- RECORDS FOR THIS TASK -
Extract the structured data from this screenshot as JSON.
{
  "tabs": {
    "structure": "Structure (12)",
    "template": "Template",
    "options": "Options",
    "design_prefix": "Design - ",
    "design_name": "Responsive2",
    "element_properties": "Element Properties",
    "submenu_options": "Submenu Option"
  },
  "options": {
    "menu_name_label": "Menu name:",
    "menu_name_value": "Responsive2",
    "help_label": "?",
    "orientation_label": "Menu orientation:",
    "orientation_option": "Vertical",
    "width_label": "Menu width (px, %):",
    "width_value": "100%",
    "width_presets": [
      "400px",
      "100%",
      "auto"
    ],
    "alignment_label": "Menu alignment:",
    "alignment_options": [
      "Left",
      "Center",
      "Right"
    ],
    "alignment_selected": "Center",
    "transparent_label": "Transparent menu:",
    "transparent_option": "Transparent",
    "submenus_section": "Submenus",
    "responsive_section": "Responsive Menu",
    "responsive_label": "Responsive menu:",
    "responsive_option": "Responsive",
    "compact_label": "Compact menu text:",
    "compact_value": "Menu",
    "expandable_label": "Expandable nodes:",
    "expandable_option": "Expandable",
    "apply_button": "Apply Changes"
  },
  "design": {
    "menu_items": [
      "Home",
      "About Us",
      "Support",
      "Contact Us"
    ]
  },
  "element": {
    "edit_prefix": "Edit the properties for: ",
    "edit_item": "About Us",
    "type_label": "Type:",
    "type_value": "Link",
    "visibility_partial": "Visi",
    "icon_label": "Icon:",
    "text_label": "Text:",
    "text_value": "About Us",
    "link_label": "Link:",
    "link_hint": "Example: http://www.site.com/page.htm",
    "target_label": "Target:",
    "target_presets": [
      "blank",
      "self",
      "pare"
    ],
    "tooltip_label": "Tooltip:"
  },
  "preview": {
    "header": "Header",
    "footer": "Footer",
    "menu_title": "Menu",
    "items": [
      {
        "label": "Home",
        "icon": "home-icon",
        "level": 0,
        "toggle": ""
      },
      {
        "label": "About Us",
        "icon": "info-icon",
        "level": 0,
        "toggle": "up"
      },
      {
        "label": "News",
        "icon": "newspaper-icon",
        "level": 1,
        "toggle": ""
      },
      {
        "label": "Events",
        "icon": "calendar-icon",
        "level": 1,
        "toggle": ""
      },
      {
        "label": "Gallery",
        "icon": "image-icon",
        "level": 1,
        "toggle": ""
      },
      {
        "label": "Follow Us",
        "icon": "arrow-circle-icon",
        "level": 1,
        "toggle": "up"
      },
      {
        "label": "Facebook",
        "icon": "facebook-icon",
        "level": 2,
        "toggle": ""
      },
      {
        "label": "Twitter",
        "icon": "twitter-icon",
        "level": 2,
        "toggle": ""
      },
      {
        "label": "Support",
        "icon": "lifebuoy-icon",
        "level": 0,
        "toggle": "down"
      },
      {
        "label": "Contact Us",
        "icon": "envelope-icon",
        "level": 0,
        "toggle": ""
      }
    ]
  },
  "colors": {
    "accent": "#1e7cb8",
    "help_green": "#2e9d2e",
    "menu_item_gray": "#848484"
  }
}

- TASK TO COMPLETE -
Return all the data above once more, precisely as given.

- WRITTEN SOLUTION -
Extract the structured data from this screenshot as JSON.
{
  "tabs": {
    "structure": "Structure (12)",
    "template": "Template",
    "options": "Options",
    "design_prefix": "Design - ",
    "design_name": "Responsive2",
    "element_properties": "Element Properties",
    "submenu_options": "Submenu Option"
  },
  "options": {
    "menu_name_label": "Menu name:",
    "menu_name_value": "Responsive2",
    "help_label": "?",
    "orientation_label": "Menu orientation:",
    "orientation_option": "Vertical",
    "width_label": "Menu width (px, %):",
    "width_value": "100%",
    "width_presets": [
      "400px",
      "100%",
      "auto"
    ],
    "alignment_label": "Menu alignment:",
    "alignment_options": [
      "Left",
      "Center",
      "Right"
    ],
    "alignment_selected": "Center",
    "transparent_label": "Transparent menu:",
    "transparent_option": "Transparent",
    "submenus_section": "Submenus",
    "responsive_section": "Responsive Menu",
    "responsive_label": "Responsive menu:",
    "responsive_option": "Responsive",
    "compact_label": "Compact menu text:",
    "compact_value": "Menu",
    "expandable_label": "Expandable nodes:",
    "expandable_option": "Expandable",
    "apply_button": "Apply Changes"
  },
  "design": {
    "menu_items": [
      "Home",
      "About Us",
      "Support",
      "Contact Us"
    ]
  },
  "element": {
    "edit_prefix": "Edit the properties for: ",
    "edit_item": "About Us",
    "type_label": "Type:",
    "type_value": "Link",
    "visibility_partial": "Visi",
    "icon_label": "Icon:",
    "text_label": "Text:",
    "text_value": "About Us",
    "link_label": "Link:",
    "link_hint": "Example: http://www.site.com/page.htm",
    "target_label": "Target:",
    "target_presets": [
      "blank",
      "self",
      "pare"
    ],
    "tooltip_label": "Tooltip:"
  },
  "preview": {
    "header": "Header",
    "footer": "Footer",
    "menu_title": "Menu",
    "items": [
      {
        "label": "Home",
        "icon": "home-icon",
        "level": 0,
        "toggle": ""
      },
      {
        "label": "About Us",
        "icon": "info-icon",
        "level": 0,
        "toggle": "up"
      },
      {
        "label": "News",
        "icon": "newspaper-icon",
        "level": 1,
        "toggle": ""
      },
      {
        "label": "Events",
        "icon": "calendar-icon",
        "level": 1,
        "toggle": ""
      },
      {
        "label": "Gallery",
        "icon": "image-icon",
        "level": 1,
        "toggle": ""
      },
      {
        "label": "Follow Us",
        "icon": "arrow-circle-icon",
        "level": 1,
        "toggle": "up"
      },
      {
        "label": "Facebook",
        "icon": "facebook-icon",
        "level": 2,
        "toggle": ""
      },
      {
        "label": "Twitter",
        "icon": "twitter-icon",
        "level": 2,
        "toggle": ""
      },
      {
        "label": "Support",
        "icon": "lifebuoy-icon",
        "level": 0,
        "toggle": "down"
      },
      {
        "label": "Contact Us",
        "icon": "envelope-icon",
        "level": 0,
        "toggle": ""
      }
    ]
  },
  "colors": {
    "accent": "#1e7cb8",
    "help_green": "#2e9d2e",
    "menu_item_gray": "#848484"
  }
}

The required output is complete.